◆ **STATED EXERCISE**
Give only the number of lines in the records that include the string "background".

◆ **PROVIDED INFORMATION**
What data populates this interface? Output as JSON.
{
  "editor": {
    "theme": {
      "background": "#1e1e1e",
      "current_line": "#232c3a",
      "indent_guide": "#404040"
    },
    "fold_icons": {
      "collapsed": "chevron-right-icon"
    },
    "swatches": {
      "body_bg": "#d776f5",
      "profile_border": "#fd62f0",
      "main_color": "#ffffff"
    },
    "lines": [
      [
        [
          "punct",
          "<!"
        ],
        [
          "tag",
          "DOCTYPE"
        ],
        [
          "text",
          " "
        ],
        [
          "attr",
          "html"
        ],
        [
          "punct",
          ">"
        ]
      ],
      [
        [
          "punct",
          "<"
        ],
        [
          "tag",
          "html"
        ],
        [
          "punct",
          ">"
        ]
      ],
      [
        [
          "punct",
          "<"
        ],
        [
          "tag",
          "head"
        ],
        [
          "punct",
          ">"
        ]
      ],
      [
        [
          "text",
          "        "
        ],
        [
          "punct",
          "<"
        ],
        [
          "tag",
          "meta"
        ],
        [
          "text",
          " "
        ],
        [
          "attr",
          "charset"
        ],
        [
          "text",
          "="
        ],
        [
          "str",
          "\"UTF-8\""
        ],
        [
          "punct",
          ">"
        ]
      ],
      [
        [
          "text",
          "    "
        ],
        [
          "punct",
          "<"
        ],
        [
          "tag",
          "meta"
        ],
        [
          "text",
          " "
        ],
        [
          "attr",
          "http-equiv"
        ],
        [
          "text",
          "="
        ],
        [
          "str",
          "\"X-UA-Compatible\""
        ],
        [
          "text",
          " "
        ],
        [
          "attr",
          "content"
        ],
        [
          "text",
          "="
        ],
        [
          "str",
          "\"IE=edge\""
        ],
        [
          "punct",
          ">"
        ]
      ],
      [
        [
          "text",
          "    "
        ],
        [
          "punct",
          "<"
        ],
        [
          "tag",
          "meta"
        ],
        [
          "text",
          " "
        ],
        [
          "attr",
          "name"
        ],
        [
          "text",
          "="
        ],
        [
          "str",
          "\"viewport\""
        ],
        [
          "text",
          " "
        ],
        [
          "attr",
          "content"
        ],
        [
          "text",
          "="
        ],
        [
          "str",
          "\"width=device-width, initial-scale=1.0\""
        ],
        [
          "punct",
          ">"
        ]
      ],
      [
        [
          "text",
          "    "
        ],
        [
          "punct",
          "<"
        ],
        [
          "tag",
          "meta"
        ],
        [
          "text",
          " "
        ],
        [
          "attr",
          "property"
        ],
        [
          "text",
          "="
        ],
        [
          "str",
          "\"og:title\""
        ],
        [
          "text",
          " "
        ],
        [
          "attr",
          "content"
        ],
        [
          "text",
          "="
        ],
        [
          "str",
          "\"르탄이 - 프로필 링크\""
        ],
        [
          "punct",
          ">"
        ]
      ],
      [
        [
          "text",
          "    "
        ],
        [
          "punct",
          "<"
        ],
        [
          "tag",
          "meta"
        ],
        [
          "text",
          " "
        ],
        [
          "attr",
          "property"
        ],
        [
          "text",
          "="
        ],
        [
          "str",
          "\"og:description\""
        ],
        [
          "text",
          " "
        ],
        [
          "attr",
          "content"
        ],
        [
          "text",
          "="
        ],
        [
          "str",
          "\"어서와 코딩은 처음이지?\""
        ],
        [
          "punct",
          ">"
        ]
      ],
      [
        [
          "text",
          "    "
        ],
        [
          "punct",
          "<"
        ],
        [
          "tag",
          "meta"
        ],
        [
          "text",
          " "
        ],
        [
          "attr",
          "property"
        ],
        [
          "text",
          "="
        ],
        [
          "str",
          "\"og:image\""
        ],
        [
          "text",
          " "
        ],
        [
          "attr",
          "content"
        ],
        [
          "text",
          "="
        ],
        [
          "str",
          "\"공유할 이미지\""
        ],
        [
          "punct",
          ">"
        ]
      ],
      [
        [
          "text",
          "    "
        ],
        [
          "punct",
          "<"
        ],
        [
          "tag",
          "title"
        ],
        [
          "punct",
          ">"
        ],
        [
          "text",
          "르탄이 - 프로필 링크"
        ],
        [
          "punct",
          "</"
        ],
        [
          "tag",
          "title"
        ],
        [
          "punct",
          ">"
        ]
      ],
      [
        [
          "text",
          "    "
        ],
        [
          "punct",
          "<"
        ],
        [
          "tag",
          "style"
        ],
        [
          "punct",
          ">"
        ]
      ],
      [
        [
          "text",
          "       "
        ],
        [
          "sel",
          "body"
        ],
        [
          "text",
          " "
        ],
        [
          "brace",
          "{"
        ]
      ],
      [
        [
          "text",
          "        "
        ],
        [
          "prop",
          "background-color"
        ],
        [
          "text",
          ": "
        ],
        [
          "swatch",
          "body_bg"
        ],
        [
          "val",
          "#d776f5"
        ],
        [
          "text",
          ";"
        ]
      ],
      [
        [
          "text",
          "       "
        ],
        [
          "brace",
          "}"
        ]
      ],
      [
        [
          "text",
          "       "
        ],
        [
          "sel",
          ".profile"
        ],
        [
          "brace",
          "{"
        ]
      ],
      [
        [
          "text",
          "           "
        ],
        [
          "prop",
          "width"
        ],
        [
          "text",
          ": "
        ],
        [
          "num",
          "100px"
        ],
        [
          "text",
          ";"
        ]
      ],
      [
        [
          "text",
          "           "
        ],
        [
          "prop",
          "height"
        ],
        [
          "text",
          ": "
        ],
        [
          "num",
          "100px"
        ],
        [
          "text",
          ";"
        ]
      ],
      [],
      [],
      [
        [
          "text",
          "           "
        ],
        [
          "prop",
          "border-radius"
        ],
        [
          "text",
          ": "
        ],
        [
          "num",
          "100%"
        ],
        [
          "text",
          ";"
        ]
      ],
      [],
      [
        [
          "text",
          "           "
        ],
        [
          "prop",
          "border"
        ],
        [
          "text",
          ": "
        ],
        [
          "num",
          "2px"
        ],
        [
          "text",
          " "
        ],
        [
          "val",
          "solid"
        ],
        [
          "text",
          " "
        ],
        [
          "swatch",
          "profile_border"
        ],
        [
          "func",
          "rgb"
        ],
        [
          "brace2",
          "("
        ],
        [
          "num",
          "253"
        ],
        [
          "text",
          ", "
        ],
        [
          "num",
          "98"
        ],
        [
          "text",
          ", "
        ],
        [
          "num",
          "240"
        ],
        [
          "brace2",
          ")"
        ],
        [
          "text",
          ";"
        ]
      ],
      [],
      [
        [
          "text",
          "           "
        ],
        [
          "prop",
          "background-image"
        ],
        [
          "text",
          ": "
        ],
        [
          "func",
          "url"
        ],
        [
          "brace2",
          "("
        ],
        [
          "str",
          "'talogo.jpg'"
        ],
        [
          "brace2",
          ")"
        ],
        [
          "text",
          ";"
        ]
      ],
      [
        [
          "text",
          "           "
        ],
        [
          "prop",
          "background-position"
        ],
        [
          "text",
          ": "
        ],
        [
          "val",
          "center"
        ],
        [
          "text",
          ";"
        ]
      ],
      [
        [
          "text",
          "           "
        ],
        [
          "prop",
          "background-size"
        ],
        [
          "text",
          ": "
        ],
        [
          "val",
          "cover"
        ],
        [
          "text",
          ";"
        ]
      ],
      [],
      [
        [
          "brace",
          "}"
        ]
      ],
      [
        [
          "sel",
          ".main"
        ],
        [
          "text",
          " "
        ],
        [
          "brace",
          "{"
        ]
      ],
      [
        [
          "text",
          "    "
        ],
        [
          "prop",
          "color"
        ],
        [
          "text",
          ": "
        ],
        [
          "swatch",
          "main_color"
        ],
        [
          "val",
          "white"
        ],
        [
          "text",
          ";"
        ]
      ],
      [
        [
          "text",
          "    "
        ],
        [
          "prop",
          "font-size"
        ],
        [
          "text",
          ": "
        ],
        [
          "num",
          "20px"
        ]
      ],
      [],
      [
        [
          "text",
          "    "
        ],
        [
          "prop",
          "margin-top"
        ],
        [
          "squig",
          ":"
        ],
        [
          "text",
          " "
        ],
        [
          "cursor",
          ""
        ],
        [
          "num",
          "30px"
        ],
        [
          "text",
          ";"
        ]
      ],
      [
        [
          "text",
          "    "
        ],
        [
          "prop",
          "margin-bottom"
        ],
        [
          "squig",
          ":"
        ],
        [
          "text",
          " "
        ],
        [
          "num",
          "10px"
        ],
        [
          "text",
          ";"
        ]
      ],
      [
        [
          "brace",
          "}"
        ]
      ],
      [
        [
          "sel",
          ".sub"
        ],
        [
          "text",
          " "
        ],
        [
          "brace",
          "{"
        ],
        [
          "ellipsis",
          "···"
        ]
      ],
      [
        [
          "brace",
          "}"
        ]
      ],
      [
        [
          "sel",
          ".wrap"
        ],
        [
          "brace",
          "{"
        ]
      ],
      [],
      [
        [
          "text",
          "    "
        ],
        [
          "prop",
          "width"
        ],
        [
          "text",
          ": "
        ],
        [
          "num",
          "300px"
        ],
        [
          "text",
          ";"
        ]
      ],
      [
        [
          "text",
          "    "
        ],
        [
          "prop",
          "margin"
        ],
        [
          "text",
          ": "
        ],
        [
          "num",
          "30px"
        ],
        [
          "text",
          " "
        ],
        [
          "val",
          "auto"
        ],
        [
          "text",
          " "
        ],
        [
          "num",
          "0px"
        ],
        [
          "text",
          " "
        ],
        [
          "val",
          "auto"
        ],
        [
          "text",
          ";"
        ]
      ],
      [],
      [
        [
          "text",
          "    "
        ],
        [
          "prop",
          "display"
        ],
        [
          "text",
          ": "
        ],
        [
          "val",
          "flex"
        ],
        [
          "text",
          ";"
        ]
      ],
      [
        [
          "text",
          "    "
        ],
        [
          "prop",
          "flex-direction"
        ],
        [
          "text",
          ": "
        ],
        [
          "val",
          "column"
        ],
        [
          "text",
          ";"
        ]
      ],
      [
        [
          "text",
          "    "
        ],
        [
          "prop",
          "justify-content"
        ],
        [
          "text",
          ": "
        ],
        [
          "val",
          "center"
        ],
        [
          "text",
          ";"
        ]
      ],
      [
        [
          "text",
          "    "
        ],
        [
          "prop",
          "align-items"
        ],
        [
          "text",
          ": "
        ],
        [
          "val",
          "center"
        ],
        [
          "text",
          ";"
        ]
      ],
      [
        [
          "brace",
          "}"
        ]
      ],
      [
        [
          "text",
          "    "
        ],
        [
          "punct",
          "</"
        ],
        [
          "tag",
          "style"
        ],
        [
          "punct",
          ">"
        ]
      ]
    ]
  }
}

◆ **THE RESULT**
5